Records that describe figures:
————————

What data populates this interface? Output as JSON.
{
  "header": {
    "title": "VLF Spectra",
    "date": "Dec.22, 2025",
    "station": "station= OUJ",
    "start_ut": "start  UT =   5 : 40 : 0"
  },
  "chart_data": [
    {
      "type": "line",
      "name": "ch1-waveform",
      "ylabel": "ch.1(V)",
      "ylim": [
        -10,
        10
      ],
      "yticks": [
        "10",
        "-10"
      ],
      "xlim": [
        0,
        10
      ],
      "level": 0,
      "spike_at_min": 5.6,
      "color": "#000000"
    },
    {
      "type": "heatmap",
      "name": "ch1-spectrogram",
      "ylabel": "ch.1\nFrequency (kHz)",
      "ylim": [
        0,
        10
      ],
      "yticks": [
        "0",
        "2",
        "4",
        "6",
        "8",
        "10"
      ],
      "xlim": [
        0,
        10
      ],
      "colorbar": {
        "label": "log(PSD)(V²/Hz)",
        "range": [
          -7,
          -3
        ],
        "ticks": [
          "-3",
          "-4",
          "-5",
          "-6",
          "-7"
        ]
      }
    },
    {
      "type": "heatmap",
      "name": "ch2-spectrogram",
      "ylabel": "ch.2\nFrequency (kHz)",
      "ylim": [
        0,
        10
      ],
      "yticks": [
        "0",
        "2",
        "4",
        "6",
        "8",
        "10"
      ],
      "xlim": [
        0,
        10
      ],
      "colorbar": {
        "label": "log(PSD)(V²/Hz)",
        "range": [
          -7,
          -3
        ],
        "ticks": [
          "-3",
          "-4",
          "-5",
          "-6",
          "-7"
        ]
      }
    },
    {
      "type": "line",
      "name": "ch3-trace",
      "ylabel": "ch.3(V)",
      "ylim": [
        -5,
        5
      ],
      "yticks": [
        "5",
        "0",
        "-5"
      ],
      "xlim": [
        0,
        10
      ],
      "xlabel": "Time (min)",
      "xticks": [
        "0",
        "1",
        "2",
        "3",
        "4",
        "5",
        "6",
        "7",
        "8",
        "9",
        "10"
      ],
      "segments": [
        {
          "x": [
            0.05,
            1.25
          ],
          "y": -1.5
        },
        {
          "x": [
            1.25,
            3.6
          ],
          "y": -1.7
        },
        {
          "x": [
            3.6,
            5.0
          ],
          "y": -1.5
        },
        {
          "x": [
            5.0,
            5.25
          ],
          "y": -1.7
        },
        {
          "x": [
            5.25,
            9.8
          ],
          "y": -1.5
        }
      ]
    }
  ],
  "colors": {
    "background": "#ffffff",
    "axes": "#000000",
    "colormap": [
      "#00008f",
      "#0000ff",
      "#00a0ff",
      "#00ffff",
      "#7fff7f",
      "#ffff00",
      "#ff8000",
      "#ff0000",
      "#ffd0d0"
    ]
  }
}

————————

## DIRECTIONS FOR THIS TASK:
Report how many lines of the data hold the string "ylabel"; give only the number.

## EXERCISE OUTPUT:
4